**Source records:**
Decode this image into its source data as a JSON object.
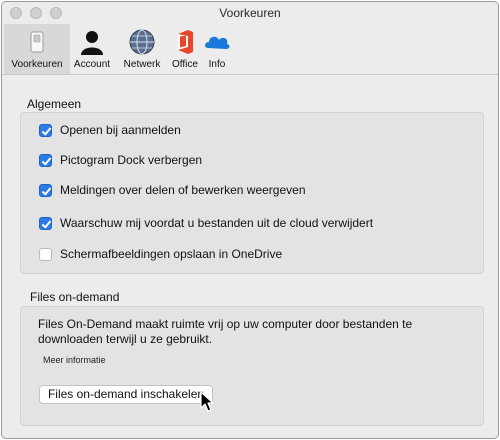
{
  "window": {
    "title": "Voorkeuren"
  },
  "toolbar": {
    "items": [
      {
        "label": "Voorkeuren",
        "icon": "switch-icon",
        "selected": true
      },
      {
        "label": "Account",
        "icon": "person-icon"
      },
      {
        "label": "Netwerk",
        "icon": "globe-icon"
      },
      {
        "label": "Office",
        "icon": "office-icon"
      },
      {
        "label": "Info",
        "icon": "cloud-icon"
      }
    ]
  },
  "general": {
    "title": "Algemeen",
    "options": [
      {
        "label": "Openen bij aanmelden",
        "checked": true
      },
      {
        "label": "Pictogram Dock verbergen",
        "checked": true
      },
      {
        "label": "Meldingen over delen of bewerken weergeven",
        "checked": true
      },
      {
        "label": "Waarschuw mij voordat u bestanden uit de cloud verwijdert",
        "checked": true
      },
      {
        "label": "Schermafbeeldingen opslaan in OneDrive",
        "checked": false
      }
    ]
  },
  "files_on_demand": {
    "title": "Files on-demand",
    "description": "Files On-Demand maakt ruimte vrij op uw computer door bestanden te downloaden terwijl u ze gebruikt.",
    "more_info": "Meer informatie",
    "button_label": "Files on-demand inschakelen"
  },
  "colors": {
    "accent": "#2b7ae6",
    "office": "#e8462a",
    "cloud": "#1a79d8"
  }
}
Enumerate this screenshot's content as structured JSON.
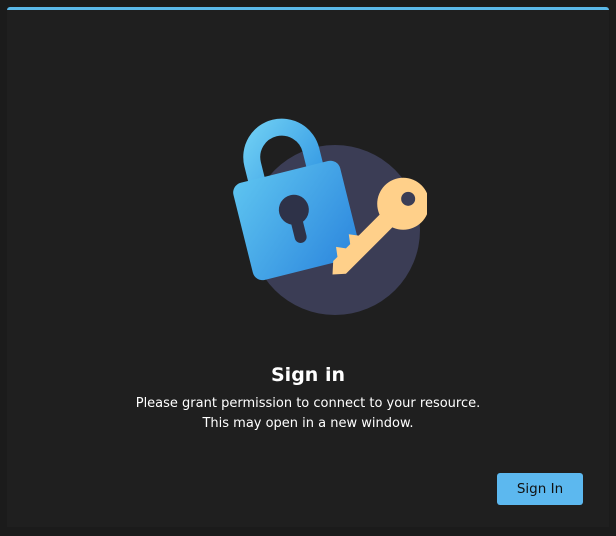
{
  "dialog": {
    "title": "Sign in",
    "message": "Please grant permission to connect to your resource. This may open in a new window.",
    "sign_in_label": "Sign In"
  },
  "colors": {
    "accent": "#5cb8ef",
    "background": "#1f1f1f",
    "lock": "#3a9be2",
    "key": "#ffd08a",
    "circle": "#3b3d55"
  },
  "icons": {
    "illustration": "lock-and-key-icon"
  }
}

**Exercise brief:**
Gather from the records above every line containing the string "bestanden".

**Full solution:**
        "label": "Waarschuw mij voordat u bestanden uit de cloud verwijdert",
    "description": "Files On-Demand maakt ruimte vrij op uw computer door bestanden te downloaden terwijl u ze gebruikt.",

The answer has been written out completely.